» **What is needed**:
The data below should be printed in full, exactly, and without any of its images.

» **Data for this task**:
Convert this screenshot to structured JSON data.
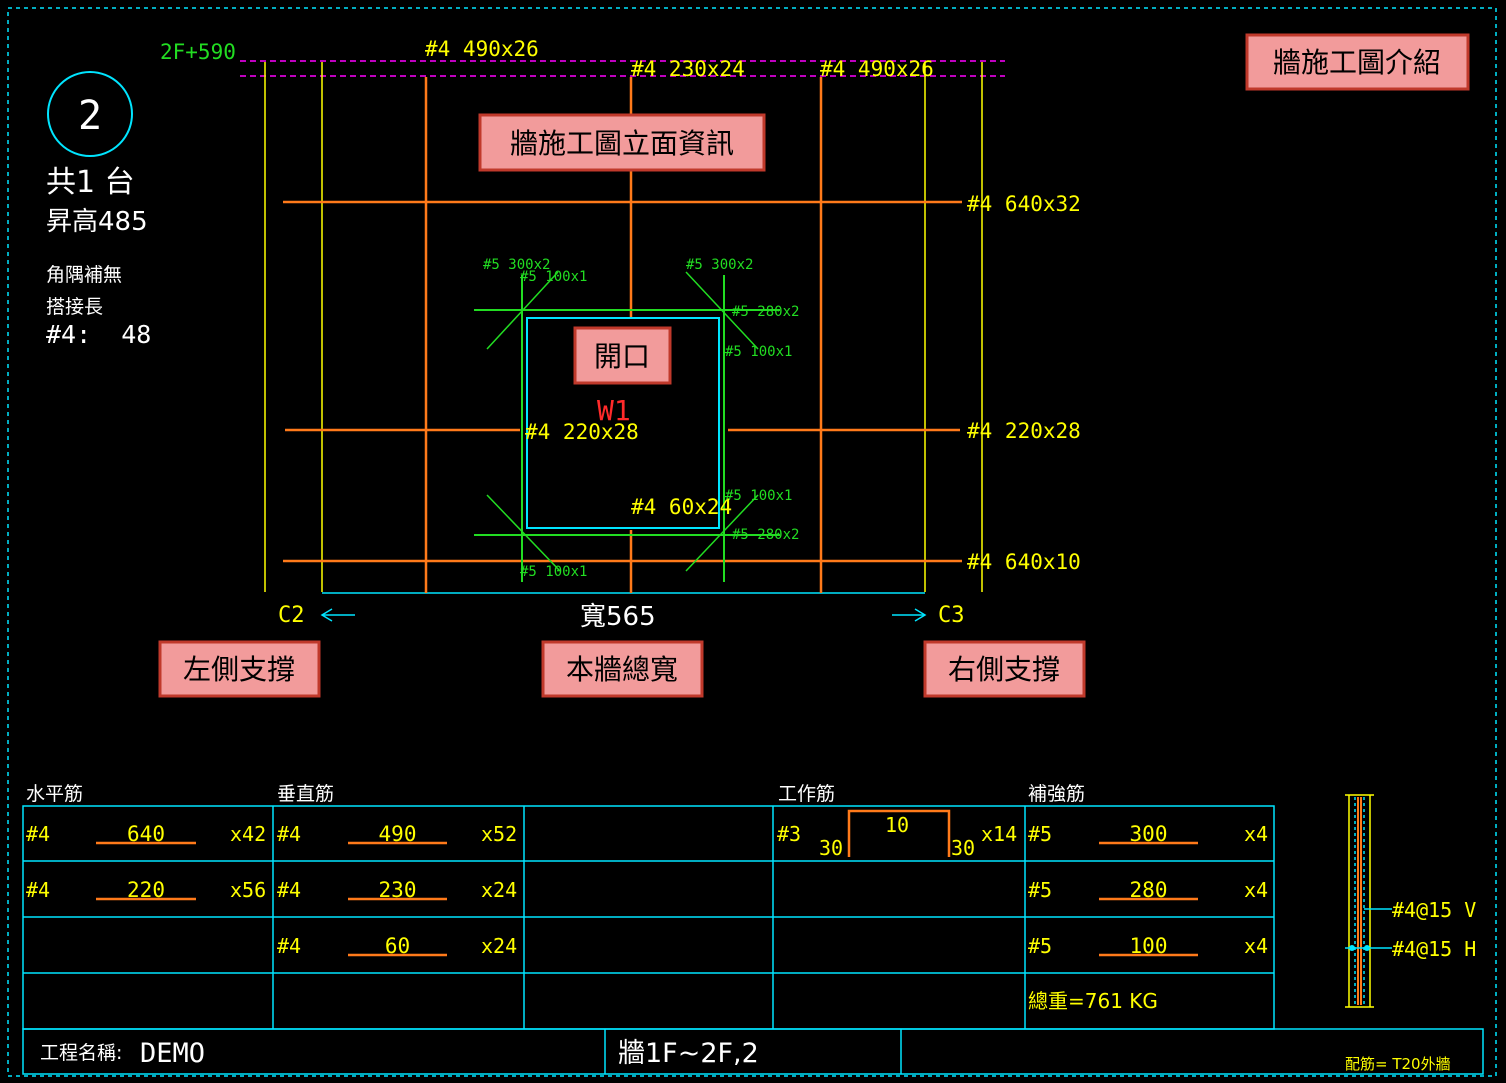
{
  "colors": {
    "background": "#000000",
    "cyan": "#00e5ff",
    "yellow": "#ffff00",
    "orange": "#ff7a1a",
    "green": "#22dd22",
    "magenta": "#ff00ff",
    "red": "#ff2a2a",
    "callout_fill": "#f29b9b",
    "callout_border": "#c0392b"
  },
  "header": {
    "wall_number": "2",
    "count_label": "共1 台",
    "height_label": "昇高485",
    "corner_label": "角隅補無",
    "lap_label": "搭接長",
    "lap_value": "#4:  48"
  },
  "elevation": {
    "level_label": "2F+590",
    "top_bars": [
      "#4 490x26",
      "#4 230x24",
      "#4 490x26"
    ],
    "right_bars": [
      "#4 640x32",
      "#4 220x28",
      "#4 640x10"
    ],
    "inner_bar_mid": "#4 220x28",
    "inner_bar_low": "#4 60x24",
    "opening_name": "W1",
    "reinforcement": {
      "tl_a": "#5 300x2",
      "tl_b": "#5 100x1",
      "tr_a": "#5 300x2",
      "tr_b": "#5 280x2",
      "tr_c": "#5 100x1",
      "br_a": "#5 100x1",
      "br_b": "#5 280x2",
      "bl_a": "#5 100x1"
    },
    "left_support": "C2",
    "right_support": "C3",
    "width_label": "寬565"
  },
  "callouts": {
    "intro": "牆施工圖介紹",
    "elevation_info": "牆施工圖立面資訊",
    "opening": "開口",
    "left_support": "左側支撐",
    "total_width": "本牆總寬",
    "right_support": "右側支撐"
  },
  "table": {
    "section_headers": [
      "水平筋",
      "垂直筋",
      "工作筋",
      "補強筋"
    ],
    "horizontal_rows": [
      {
        "bar": "#4",
        "length": "640",
        "qty": "x42"
      },
      {
        "bar": "#4",
        "length": "220",
        "qty": "x56"
      }
    ],
    "vertical_rows": [
      {
        "bar": "#4",
        "length": "490",
        "qty": "x52"
      },
      {
        "bar": "#4",
        "length": "230",
        "qty": "x24"
      },
      {
        "bar": "#4",
        "length": "60",
        "qty": "x24"
      }
    ],
    "work_bar": {
      "bar": "#3",
      "left": "30",
      "top": "10",
      "right": "30",
      "qty": "x14"
    },
    "reinforce_rows": [
      {
        "bar": "#5",
        "length": "300",
        "qty": "x4"
      },
      {
        "bar": "#5",
        "length": "280",
        "qty": "x4"
      },
      {
        "bar": "#5",
        "length": "100",
        "qty": "x4"
      }
    ],
    "total_weight": "總重=761 KG"
  },
  "section": {
    "v_label": "#4@15 V",
    "h_label": "#4@15 H"
  },
  "footer": {
    "project_label": "工程名稱:",
    "project_name": "DEMO",
    "wall_range": "牆1F~2F,2",
    "config_label": "配筋= T20外牆"
  }
}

» **Expected output**:
Convert this screenshot to structured JSON data.
{
  "colors": {
    "background": "#000000",
    "cyan": "#00e5ff",
    "yellow": "#ffff00",
    "orange": "#ff7a1a",
    "green": "#22dd22",
    "magenta": "#ff00ff",
    "red": "#ff2a2a",
    "callout_fill": "#f29b9b",
    "callout_border": "#c0392b"
  },
  "header": {
    "wall_number": "2",
    "count_label": "共1 台",
    "height_label": "昇高485",
    "corner_label": "角隅補無",
    "lap_label": "搭接長",
    "lap_value": "#4:  48"
  },
  "elevation": {
    "level_label": "2F+590",
    "top_bars": [
      "#4 490x26",
      "#4 230x24",
      "#4 490x26"
    ],
    "right_bars": [
      "#4 640x32",
      "#4 220x28",
      "#4 640x10"
    ],
    "inner_bar_mid": "#4 220x28",
    "inner_bar_low": "#4 60x24",
    "opening_name": "W1",
    "reinforcement": {
      "tl_a": "#5 300x2",
      "tl_b": "#5 100x1",
      "tr_a": "#5 300x2",
      "tr_b": "#5 280x2",
      "tr_c": "#5 100x1",
      "br_a": "#5 100x1",
      "br_b": "#5 280x2",
      "bl_a": "#5 100x1"
    },
    "left_support": "C2",
    "right_support": "C3",
    "width_label": "寬565"
  },
  "callouts": {
    "intro": "牆施工圖介紹",
    "elevation_info": "牆施工圖立面資訊",
    "opening": "開口",
    "left_support": "左側支撐",
    "total_width": "本牆總寬",
    "right_support": "右側支撐"
  },
  "table": {
    "section_headers": [
      "水平筋",
      "垂直筋",
      "工作筋",
      "補強筋"
    ],
    "horizontal_rows": [
      {
        "bar": "#4",
        "length": "640",
        "qty": "x42"
      },
      {
        "bar": "#4",
        "length": "220",
        "qty": "x56"
      }
    ],
    "vertical_rows": [
      {
        "bar": "#4",
        "length": "490",
        "qty": "x52"
      },
      {
        "bar": "#4",
        "length": "230",
        "qty": "x24"
      },
      {
        "bar": "#4",
        "length": "60",
        "qty": "x24"
      }
    ],
    "work_bar": {
      "bar": "#3",
      "left": "30",
      "top": "10",
      "right": "30",
      "qty": "x14"
    },
    "reinforce_rows": [
      {
        "bar": "#5",
        "length": "300",
        "qty": "x4"
      },
      {
        "bar": "#5",
        "length": "280",
        "qty": "x4"
      },
      {
        "bar": "#5",
        "length": "100",
        "qty": "x4"
      }
    ],
    "total_weight": "總重=761 KG"
  },
  "section": {
    "v_label": "#4@15 V",
    "h_label": "#4@15 H"
  },
  "footer": {
    "project_label": "工程名稱:",
    "project_name": "DEMO",
    "wall_range": "牆1F~2F,2",
    "config_label": "配筋= T20外牆"
  }
}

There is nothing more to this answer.